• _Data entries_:
=-=-=-=-=

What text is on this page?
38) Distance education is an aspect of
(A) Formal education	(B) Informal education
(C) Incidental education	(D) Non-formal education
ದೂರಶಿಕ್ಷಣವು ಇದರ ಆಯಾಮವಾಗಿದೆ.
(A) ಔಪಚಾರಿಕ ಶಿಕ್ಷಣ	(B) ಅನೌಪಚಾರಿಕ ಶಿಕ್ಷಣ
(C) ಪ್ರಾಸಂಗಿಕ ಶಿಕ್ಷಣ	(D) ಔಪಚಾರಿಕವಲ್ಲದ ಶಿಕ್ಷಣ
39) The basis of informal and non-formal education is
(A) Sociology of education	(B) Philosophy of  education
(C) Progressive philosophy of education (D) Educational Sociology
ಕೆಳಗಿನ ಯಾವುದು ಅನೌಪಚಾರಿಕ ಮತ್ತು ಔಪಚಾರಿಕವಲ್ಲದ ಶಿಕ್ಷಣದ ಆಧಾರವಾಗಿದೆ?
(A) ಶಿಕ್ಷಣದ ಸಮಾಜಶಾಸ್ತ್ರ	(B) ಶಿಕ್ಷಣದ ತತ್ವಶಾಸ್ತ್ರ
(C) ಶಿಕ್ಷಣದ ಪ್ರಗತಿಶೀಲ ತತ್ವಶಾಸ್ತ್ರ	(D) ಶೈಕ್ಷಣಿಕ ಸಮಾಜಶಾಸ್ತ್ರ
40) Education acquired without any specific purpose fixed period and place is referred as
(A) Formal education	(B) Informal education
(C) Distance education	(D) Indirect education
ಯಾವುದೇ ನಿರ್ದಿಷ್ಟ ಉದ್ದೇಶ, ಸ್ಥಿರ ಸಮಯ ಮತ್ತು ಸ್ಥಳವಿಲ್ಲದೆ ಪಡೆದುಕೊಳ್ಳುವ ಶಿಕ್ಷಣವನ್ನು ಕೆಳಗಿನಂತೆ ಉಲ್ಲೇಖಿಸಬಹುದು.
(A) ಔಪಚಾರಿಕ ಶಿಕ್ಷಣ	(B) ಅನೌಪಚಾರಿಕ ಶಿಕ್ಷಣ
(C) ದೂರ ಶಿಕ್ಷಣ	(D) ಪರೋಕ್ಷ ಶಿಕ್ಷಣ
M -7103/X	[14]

=-=-=-=-=

• _Prompt_: In the records above, locate every line with the string "Sociology" and copy it.

• _Answer for this exercise_:
(A) Sociology of education	(B) Philosophy of  education
(C) Progressive philosophy of education (D) Educational Sociology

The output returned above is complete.